#### What you have to do:
Please list all lines of the material below in which the string "Recycled" occurs.

#### Data shown:
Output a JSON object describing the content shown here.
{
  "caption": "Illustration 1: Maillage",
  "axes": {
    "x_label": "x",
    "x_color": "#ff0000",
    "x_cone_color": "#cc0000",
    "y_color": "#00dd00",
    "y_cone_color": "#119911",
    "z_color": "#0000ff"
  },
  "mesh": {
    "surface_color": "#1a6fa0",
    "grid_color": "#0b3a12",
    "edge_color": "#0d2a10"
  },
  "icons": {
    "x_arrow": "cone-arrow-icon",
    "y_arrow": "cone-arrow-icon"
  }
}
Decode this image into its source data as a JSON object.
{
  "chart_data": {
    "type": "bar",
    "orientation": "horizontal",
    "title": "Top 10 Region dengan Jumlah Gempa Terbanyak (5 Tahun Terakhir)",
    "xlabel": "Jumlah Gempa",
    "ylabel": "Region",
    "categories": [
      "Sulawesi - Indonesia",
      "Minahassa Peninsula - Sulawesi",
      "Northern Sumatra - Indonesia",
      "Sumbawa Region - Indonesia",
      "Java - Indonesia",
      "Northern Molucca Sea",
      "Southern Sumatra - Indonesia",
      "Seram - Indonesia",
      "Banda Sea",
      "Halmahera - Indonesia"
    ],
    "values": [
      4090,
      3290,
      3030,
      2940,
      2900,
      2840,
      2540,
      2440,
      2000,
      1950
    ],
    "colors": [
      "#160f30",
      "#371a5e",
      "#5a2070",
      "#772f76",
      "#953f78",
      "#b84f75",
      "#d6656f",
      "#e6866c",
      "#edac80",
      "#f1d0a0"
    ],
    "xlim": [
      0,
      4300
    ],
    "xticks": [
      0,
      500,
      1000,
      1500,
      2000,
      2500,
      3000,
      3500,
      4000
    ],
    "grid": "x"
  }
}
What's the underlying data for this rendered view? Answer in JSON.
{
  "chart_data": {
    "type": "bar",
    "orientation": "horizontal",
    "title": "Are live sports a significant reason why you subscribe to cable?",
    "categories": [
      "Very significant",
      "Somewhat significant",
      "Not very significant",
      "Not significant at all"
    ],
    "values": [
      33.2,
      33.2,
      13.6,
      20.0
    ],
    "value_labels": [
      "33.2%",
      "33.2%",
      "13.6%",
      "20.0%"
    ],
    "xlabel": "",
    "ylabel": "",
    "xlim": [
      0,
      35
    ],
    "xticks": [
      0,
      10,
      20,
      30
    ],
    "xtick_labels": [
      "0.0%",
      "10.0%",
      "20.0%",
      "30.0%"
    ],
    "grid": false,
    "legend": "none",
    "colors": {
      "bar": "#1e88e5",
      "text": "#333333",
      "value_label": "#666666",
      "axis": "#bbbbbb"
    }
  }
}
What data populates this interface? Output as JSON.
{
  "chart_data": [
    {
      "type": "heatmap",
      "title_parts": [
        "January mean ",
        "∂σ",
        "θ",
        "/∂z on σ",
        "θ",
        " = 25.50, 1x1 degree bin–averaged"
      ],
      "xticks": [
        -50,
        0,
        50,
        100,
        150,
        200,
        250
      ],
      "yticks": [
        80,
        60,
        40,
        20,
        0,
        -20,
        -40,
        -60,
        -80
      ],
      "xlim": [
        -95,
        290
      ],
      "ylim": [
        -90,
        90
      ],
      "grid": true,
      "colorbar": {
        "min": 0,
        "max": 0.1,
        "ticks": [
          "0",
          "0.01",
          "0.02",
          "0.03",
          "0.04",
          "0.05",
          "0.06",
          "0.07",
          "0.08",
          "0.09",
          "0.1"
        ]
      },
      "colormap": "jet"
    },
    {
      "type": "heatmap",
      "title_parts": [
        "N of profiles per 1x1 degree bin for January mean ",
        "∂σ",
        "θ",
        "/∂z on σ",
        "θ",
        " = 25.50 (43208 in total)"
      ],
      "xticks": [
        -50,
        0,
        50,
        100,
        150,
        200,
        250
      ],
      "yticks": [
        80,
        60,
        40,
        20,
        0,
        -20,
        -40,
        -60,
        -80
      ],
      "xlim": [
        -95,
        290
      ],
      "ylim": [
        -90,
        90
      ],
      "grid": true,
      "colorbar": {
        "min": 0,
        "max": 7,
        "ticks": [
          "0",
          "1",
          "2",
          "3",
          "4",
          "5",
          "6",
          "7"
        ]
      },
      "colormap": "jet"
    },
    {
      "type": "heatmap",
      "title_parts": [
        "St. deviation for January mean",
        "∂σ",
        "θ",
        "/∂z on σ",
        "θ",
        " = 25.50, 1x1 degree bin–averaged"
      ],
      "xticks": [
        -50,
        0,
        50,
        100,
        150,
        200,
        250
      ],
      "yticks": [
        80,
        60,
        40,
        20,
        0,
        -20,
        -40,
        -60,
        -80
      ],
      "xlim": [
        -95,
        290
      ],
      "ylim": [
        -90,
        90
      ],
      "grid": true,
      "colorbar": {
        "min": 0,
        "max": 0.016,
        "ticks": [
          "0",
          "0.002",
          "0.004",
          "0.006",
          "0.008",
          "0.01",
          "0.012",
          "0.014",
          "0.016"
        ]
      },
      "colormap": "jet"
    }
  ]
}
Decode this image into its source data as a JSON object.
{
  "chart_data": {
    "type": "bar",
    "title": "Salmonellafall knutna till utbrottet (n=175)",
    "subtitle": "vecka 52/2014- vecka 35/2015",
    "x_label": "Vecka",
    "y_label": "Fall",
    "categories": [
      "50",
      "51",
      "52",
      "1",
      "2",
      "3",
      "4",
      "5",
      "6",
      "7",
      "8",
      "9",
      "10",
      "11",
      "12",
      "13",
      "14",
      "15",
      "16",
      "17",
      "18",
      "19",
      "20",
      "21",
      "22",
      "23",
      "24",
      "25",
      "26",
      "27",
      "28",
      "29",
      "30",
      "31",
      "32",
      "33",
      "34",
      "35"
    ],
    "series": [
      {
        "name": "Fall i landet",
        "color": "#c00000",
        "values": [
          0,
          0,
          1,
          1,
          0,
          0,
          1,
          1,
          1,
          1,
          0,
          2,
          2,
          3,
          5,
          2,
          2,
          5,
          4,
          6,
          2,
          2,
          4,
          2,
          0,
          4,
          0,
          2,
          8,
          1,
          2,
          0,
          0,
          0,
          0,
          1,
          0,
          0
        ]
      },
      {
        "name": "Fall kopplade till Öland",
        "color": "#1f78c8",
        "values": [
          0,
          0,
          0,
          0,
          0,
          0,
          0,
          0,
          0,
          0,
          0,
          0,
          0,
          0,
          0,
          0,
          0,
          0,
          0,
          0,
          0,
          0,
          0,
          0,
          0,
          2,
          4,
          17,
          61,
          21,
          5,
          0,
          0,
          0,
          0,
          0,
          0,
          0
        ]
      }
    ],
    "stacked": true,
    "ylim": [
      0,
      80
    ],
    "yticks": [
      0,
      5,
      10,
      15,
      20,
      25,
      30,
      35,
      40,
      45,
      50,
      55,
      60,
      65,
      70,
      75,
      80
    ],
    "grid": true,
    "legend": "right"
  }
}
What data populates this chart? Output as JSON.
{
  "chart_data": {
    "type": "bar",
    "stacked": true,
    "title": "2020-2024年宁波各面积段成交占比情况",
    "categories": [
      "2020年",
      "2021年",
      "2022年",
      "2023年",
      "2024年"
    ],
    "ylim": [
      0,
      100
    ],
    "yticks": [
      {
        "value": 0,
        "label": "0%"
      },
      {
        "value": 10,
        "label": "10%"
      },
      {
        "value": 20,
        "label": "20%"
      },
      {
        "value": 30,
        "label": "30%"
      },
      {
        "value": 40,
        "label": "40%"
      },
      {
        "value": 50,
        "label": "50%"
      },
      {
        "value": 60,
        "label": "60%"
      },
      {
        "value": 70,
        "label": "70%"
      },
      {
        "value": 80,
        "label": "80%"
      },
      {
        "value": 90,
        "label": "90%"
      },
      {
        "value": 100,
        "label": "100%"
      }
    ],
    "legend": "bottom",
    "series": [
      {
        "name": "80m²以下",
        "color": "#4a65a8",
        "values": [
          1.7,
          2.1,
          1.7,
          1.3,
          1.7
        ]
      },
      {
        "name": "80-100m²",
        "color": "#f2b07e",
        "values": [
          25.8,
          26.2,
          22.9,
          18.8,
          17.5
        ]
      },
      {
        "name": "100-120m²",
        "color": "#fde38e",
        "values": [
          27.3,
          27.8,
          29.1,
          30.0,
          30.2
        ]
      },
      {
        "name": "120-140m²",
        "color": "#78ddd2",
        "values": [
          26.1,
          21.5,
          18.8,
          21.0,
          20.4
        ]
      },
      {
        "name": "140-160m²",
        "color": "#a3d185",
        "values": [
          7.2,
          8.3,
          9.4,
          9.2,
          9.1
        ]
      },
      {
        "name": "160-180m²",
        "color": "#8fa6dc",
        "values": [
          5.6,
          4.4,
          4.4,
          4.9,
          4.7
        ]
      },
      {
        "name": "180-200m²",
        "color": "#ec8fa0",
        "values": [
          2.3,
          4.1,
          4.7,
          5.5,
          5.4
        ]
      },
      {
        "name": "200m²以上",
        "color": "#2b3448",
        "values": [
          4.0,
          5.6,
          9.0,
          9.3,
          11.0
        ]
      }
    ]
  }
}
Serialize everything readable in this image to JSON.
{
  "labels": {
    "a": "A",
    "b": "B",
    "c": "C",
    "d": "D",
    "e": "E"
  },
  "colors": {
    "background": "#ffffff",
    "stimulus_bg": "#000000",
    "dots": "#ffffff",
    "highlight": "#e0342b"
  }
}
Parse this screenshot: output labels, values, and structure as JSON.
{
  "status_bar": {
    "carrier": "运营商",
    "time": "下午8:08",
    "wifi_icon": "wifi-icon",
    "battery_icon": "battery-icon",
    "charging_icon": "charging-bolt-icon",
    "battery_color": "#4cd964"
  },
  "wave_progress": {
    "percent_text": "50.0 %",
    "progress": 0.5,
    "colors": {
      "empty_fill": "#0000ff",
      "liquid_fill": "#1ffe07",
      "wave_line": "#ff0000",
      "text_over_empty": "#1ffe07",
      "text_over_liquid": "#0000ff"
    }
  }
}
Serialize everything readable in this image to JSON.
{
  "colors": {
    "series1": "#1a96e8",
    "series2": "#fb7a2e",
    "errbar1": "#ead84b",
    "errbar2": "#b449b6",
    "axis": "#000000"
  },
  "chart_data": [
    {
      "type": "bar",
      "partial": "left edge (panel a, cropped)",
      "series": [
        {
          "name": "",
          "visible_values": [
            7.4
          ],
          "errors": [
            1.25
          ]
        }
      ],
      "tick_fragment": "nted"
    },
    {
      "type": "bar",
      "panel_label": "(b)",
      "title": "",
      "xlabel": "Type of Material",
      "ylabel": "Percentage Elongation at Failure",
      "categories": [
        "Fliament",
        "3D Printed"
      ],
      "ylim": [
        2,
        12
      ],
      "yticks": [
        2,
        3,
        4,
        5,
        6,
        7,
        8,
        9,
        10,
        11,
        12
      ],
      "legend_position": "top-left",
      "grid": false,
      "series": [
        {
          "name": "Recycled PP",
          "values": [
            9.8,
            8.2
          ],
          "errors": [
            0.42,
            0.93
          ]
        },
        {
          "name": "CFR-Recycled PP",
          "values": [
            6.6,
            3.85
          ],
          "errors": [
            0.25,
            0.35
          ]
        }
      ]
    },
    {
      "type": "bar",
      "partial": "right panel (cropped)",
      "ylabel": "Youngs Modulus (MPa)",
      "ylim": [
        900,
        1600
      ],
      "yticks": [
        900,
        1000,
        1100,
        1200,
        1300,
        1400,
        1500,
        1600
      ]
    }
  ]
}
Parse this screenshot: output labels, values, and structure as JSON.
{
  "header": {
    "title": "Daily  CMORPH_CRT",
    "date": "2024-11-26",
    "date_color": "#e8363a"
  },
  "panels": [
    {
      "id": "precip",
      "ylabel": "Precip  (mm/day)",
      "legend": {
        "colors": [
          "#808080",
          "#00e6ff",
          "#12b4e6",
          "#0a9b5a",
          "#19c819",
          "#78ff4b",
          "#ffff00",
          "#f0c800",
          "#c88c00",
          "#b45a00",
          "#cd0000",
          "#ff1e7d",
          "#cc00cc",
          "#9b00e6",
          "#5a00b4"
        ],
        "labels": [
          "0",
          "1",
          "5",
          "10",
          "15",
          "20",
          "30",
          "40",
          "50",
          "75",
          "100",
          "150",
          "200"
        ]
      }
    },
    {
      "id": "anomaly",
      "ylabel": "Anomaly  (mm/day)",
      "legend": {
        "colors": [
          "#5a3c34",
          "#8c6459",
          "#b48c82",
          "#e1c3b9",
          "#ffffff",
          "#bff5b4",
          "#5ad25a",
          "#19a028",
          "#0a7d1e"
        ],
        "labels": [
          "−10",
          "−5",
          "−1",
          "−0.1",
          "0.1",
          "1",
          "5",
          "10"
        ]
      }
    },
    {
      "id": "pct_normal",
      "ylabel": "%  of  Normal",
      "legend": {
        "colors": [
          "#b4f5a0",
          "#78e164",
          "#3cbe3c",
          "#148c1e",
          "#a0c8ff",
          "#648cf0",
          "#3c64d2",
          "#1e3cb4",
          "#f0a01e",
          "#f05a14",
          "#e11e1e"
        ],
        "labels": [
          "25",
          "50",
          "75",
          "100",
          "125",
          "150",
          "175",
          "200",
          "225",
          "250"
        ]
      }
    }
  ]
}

#### Problem solution:
          "name": "Recycled PP",
          "name": "CFR-Recycled PP",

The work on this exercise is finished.